_Directions for this task:_ Give back, unchanged, each line from the one containing "Read this page and output its text content." through the last line of the entries below.

=== Records to use ===

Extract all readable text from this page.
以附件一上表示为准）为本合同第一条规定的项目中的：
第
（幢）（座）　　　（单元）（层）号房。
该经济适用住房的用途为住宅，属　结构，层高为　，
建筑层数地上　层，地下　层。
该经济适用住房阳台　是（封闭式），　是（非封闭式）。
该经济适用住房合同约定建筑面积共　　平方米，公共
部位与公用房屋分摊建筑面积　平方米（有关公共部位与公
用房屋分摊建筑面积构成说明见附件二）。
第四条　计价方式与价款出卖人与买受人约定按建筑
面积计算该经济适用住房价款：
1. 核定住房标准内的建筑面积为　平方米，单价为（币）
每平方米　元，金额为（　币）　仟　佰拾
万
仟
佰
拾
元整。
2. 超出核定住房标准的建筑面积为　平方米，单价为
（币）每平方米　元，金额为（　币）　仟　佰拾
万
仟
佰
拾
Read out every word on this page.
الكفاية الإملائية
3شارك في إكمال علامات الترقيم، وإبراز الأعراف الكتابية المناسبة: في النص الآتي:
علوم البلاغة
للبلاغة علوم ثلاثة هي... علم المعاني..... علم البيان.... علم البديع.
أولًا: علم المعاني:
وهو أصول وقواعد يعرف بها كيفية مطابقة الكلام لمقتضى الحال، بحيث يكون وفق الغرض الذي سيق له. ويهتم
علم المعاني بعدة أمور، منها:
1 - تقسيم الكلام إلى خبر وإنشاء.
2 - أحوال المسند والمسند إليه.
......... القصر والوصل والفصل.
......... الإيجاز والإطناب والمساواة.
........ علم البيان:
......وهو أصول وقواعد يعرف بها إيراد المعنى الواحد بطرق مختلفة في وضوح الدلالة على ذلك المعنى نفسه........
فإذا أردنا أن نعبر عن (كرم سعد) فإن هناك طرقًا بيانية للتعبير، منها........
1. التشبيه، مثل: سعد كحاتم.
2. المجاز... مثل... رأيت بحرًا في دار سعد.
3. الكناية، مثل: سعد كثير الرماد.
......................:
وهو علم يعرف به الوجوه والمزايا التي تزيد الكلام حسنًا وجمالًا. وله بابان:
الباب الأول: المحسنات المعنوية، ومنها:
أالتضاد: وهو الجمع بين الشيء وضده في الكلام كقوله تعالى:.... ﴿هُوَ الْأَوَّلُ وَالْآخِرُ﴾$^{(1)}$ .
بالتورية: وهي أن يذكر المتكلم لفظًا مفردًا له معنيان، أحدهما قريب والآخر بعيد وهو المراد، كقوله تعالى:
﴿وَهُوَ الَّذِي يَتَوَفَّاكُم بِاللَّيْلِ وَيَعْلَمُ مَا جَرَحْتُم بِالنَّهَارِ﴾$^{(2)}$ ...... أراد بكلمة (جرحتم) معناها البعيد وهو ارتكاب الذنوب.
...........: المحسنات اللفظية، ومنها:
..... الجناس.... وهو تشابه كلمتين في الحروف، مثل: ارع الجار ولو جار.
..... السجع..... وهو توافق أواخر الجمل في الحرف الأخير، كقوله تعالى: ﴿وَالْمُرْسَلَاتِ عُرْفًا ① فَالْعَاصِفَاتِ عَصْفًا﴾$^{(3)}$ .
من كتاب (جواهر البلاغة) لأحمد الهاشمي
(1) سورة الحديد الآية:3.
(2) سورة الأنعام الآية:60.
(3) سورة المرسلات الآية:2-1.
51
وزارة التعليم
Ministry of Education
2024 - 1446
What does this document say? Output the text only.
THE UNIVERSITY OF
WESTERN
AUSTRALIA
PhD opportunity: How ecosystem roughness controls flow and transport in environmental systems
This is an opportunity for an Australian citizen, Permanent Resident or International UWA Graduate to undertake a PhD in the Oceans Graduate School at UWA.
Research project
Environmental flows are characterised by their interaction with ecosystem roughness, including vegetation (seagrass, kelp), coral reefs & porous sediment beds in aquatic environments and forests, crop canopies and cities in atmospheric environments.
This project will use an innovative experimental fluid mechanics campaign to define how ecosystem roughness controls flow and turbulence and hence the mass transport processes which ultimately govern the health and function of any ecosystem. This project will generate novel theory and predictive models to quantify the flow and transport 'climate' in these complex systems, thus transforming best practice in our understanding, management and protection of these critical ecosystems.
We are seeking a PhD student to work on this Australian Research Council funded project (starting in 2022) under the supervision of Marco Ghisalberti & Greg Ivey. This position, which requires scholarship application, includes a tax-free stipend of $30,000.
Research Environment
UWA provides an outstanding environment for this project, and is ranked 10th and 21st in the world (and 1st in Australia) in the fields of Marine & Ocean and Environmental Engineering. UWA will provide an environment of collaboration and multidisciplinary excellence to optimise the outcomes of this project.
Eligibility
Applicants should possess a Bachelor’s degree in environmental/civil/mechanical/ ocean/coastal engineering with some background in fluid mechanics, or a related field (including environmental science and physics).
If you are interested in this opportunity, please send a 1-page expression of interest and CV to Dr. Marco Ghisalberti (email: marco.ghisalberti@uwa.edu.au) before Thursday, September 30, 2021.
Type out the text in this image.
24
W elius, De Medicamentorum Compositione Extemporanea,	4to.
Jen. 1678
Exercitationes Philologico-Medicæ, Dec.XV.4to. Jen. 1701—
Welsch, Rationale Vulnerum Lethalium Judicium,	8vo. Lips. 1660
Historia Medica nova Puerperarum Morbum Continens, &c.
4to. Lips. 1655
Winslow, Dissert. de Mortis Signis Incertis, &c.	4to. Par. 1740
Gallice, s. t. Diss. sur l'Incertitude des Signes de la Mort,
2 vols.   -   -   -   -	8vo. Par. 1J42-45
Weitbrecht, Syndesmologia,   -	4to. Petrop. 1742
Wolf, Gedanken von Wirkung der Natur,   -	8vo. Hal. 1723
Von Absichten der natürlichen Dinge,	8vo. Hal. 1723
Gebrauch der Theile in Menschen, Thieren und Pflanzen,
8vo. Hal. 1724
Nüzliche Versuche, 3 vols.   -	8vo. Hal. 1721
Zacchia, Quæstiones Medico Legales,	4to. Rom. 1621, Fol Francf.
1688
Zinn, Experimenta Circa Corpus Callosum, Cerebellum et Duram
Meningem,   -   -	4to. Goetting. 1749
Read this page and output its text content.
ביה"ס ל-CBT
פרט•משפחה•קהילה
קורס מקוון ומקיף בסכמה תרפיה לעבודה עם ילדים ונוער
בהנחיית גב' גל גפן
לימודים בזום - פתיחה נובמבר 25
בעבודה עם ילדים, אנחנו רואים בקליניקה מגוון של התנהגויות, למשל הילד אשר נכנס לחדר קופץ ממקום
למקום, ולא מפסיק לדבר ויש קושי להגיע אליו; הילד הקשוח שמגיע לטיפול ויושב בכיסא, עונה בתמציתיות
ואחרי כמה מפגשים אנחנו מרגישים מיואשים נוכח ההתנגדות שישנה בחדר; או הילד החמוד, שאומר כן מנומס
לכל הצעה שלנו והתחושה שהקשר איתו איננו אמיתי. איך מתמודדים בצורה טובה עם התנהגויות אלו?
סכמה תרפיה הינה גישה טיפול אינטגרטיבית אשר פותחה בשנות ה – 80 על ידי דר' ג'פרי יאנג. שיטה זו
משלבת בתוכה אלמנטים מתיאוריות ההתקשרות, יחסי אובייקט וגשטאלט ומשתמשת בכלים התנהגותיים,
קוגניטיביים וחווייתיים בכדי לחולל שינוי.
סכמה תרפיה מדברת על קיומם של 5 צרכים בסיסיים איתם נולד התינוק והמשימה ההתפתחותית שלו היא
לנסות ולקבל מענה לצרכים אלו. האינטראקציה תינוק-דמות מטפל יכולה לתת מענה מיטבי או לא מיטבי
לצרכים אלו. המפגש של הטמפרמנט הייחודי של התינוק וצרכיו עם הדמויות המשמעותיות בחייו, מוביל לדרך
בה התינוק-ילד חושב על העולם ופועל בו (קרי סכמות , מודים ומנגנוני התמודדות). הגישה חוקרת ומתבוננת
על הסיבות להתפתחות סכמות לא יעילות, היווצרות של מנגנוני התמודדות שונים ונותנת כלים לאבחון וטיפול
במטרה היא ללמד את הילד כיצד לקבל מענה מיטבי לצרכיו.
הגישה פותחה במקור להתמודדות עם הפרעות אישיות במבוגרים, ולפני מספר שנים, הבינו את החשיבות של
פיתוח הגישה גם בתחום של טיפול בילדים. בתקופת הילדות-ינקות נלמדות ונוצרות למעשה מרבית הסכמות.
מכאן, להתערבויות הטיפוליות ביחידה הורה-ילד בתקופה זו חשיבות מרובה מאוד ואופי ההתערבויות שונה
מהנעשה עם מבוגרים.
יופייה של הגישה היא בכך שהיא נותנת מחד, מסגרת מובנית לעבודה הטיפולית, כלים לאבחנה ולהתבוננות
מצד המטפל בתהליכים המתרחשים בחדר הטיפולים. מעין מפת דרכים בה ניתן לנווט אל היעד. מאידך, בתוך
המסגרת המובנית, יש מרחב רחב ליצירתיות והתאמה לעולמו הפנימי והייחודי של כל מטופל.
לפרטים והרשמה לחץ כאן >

===

_Solution for this problem:_
Read this page and output its text content.
ביה"ס ל-CBT
פרט•משפחה•קהילה
קורס מקוון ומקיף בסכמה תרפיה לעבודה עם ילדים ונוער
בהנחיית גב' גל גפן
לימודים בזום - פתיחה נובמבר 25
בעבודה עם ילדים, אנחנו רואים בקליניקה מגוון של התנהגויות, למשל הילד אשר נכנס לחדר קופץ ממקום
למקום, ולא מפסיק לדבר ויש קושי להגיע אליו; הילד הקשוח שמגיע לטיפול ויושב בכיסא, עונה בתמציתיות
ואחרי כמה מפגשים אנחנו מרגישים מיואשים נוכח ההתנגדות שישנה בחדר; או הילד החמוד, שאומר כן מנומס
לכל הצעה שלנו והתחושה שהקשר איתו איננו אמיתי. איך מתמודדים בצורה טובה עם התנהגויות אלו?
סכמה תרפיה הינה גישה טיפול אינטגרטיבית אשר פותחה בשנות ה – 80 על ידי דר' ג'פרי יאנג. שיטה זו
משלבת בתוכה אלמנטים מתיאוריות ההתקשרות, יחסי אובייקט וגשטאלט ומשתמשת בכלים התנהגותיים,
קוגניטיביים וחווייתיים בכדי לחולל שינוי.
סכמה תרפיה מדברת על קיומם של 5 צרכים בסיסיים איתם נולד התינוק והמשימה ההתפתחותית שלו היא
לנסות ולקבל מענה לצרכים אלו. האינטראקציה תינוק-דמות מטפל יכולה לתת מענה מיטבי או לא מיטבי
לצרכים אלו. המפגש של הטמפרמנט הייחודי של התינוק וצרכיו עם הדמויות המשמעותיות בחייו, מוביל לדרך
בה התינוק-ילד חושב על העולם ופועל בו (קרי סכמות , מודים ומנגנוני התמודדות). הגישה חוקרת ומתבוננת
על הסיבות להתפתחות סכמות לא יעילות, היווצרות של מנגנוני התמודדות שונים ונותנת כלים לאבחון וטיפול
במטרה היא ללמד את הילד כיצד לקבל מענה מיטבי לצרכיו.
הגישה פותחה במקור להתמודדות עם הפרעות אישיות במבוגרים, ולפני מספר שנים, הבינו את החשיבות של
פיתוח הגישה גם בתחום של טיפול בילדים. בתקופת הילדות-ינקות נלמדות ונוצרות למעשה מרבית הסכמות.
מכאן, להתערבויות הטיפוליות ביחידה הורה-ילד בתקופה זו חשיבות מרובה מאוד ואופי ההתערבויות שונה
מהנעשה עם מבוגרים.
יופייה של הגישה היא בכך שהיא נותנת מחד, מסגרת מובנית לעבודה הטיפולית, כלים לאבחנה ולהתבוננות
מצד המטפל בתהליכים המתרחשים בחדר הטיפולים. מעין מפת דרכים בה ניתן לנווט אל היעד. מאידך, בתוך
המסגרת המובנית, יש מרחב רחב ליצירתיות והתאמה לעולמו הפנימי והייחודי של כל מטופל.
לפרטים והרשמה לחץ כאן >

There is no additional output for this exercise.